(Job): Print all of the data exactly as written.
* Start Records for the exercise *
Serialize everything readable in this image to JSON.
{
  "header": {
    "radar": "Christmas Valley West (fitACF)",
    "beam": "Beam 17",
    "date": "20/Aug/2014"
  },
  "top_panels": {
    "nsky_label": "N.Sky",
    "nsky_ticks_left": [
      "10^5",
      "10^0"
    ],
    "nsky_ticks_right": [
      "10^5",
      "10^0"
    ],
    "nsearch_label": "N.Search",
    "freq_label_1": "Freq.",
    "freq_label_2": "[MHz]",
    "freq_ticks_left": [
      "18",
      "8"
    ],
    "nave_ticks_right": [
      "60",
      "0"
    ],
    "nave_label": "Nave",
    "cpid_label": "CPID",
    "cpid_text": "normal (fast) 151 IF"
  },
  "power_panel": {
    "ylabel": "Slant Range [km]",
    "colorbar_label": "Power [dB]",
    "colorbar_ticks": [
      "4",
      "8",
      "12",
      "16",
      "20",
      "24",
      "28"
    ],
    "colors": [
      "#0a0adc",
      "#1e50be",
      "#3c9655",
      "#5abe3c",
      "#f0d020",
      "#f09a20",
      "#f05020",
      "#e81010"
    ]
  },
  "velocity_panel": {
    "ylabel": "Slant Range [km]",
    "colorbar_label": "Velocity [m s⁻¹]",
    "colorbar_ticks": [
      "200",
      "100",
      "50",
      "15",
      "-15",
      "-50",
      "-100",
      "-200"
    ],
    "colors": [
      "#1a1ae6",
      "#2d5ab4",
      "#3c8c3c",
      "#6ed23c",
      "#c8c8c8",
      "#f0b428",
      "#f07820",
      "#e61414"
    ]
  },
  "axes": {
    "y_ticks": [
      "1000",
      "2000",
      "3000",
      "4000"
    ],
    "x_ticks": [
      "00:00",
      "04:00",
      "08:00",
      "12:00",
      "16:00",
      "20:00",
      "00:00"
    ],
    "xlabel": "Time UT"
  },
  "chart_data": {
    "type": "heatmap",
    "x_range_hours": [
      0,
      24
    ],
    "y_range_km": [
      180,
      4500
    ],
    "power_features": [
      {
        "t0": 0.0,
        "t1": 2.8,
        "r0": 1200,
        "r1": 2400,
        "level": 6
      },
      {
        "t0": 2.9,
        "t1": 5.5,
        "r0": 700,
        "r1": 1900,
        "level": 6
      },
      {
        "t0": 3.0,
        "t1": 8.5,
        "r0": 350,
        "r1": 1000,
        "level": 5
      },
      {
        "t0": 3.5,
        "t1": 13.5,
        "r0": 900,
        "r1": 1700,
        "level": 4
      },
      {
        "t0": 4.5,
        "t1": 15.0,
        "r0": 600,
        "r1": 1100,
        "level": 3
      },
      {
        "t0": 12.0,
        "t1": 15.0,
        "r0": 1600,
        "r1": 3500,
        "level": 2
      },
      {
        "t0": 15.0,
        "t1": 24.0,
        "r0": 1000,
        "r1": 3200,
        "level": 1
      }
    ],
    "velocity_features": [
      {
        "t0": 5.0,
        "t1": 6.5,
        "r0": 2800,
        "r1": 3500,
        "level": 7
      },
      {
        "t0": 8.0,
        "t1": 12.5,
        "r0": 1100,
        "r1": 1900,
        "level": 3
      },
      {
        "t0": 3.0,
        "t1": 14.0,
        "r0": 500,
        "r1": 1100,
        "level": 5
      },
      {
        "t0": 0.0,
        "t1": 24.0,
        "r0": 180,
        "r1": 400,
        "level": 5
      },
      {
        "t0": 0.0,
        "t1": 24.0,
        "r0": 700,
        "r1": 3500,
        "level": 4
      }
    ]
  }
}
* End Records for the exercise *
(Result of the exercise):
Serialize everything readable in this image to JSON.
{
  "header": {
    "radar": "Christmas Valley West (fitACF)",
    "beam": "Beam 17",
    "date": "20/Aug/2014"
  },
  "top_panels": {
    "nsky_label": "N.Sky",
    "nsky_ticks_left": [
      "10^5",
      "10^0"
    ],
    "nsky_ticks_right": [
      "10^5",
      "10^0"
    ],
    "nsearch_label": "N.Search",
    "freq_label_1": "Freq.",
    "freq_label_2": "[MHz]",
    "freq_ticks_left": [
      "18",
      "8"
    ],
    "nave_ticks_right": [
      "60",
      "0"
    ],
    "nave_label": "Nave",
    "cpid_label": "CPID",
    "cpid_text": "normal (fast) 151 IF"
  },
  "power_panel": {
    "ylabel": "Slant Range [km]",
    "colorbar_label": "Power [dB]",
    "colorbar_ticks": [
      "4",
      "8",
      "12",
      "16",
      "20",
      "24",
      "28"
    ],
    "colors": [
      "#0a0adc",
      "#1e50be",
      "#3c9655",
      "#5abe3c",
      "#f0d020",
      "#f09a20",
      "#f05020",
      "#e81010"
    ]
  },
  "velocity_panel": {
    "ylabel": "Slant Range [km]",
    "colorbar_label": "Velocity [m s⁻¹]",
    "colorbar_ticks": [
      "200",
      "100",
      "50",
      "15",
      "-15",
      "-50",
      "-100",
      "-200"
    ],
    "colors": [
      "#1a1ae6",
      "#2d5ab4",
      "#3c8c3c",
      "#6ed23c",
      "#c8c8c8",
      "#f0b428",
      "#f07820",
      "#e61414"
    ]
  },
  "axes": {
    "y_ticks": [
      "1000",
      "2000",
      "3000",
      "4000"
    ],
    "x_ticks": [
      "00:00",
      "04:00",
      "08:00",
      "12:00",
      "16:00",
      "20:00",
      "00:00"
    ],
    "xlabel": "Time UT"
  },
  "chart_data": {
    "type": "heatmap",
    "x_range_hours": [
      0,
      24
    ],
    "y_range_km": [
      180,
      4500
    ],
    "power_features": [
      {
        "t0": 0.0,
        "t1": 2.8,
        "r0": 1200,
        "r1": 2400,
        "level": 6
      },
      {
        "t0": 2.9,
        "t1": 5.5,
        "r0": 700,
        "r1": 1900,
        "level": 6
      },
      {
        "t0": 3.0,
        "t1": 8.5,
        "r0": 350,
        "r1": 1000,
        "level": 5
      },
      {
        "t0": 3.5,
        "t1": 13.5,
        "r0": 900,
        "r1": 1700,
        "level": 4
      },
      {
        "t0": 4.5,
        "t1": 15.0,
        "r0": 600,
        "r1": 1100,
        "level": 3
      },
      {
        "t0": 12.0,
        "t1": 15.0,
        "r0": 1600,
        "r1": 3500,
        "level": 2
      },
      {
        "t0": 15.0,
        "t1": 24.0,
        "r0": 1000,
        "r1": 3200,
        "level": 1
      }
    ],
    "velocity_features": [
      {
        "t0": 5.0,
        "t1": 6.5,
        "r0": 2800,
        "r1": 3500,
        "level": 7
      },
      {
        "t0": 8.0,
        "t1": 12.5,
        "r0": 1100,
        "r1": 1900,
        "level": 3
      },
      {
        "t0": 3.0,
        "t1": 14.0,
        "r0": 500,
        "r1": 1100,
        "level": 5
      },
      {
        "t0": 0.0,
        "t1": 24.0,
        "r0": 180,
        "r1": 400,
        "level": 5
      },
      {
        "t0": 0.0,
        "t1": 24.0,
        "r0": 700,
        "r1": 3500,
        "level": 4
      }
    ]
  }
}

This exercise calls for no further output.